Give every entry again, word for word.

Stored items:
☆ ☆ ☆ ☆ ☆ ☆ ☆
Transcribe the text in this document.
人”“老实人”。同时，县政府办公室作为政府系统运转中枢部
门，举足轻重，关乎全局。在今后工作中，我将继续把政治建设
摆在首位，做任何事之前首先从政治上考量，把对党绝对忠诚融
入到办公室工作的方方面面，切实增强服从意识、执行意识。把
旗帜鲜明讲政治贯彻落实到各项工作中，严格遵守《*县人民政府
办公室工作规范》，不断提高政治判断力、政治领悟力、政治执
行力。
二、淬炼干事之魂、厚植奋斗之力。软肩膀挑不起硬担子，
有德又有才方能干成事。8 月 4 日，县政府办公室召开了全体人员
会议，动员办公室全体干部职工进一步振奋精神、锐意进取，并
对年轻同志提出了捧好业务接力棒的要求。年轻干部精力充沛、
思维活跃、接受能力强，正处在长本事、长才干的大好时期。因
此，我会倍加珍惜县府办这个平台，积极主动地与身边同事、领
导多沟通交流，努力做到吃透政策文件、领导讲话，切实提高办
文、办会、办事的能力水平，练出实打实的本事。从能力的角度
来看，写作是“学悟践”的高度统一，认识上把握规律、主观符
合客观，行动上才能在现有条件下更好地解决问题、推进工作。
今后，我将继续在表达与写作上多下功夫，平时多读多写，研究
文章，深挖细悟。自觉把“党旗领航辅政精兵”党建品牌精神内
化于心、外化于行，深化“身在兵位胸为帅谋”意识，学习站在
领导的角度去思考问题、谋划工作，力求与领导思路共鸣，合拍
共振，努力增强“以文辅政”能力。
☆ ☆ ☆ ☆ ☆ ☆ ☆
Solution to this task.
Transcribe the text in this document.
人”“老实人”。同时，县政府办公室作为政府系统运转中枢部
门，举足轻重，关乎全局。在今后工作中，我将继续把政治建设
摆在首位，做任何事之前首先从政治上考量，把对党绝对忠诚融
入到办公室工作的方方面面，切实增强服从意识、执行意识。把
旗帜鲜明讲政治贯彻落实到各项工作中，严格遵守《*县人民政府
办公室工作规范》，不断提高政治判断力、政治领悟力、政治执
行力。
二、淬炼干事之魂、厚植奋斗之力。软肩膀挑不起硬担子，
有德又有才方能干成事。8 月 4 日，县政府办公室召开了全体人员
会议，动员办公室全体干部职工进一步振奋精神、锐意进取，并
对年轻同志提出了捧好业务接力棒的要求。年轻干部精力充沛、
思维活跃、接受能力强，正处在长本事、长才干的大好时期。因
此，我会倍加珍惜县府办这个平台，积极主动地与身边同事、领
导多沟通交流，努力做到吃透政策文件、领导讲话，切实提高办
文、办会、办事的能力水平，练出实打实的本事。从能力的角度
来看，写作是“学悟践”的高度统一，认识上把握规律、主观符
合客观，行动上才能在现有条件下更好地解决问题、推进工作。
今后，我将继续在表达与写作上多下功夫，平时多读多写，研究
文章，深挖细悟。自觉把“党旗领航辅政精兵”党建品牌精神内
化于心、外化于行，深化“身在兵位胸为帅谋”意识，学习站在
领导的角度去思考问题、谋划工作，力求与领导思路共鸣，合拍
共振，努力增强“以文辅政”能力。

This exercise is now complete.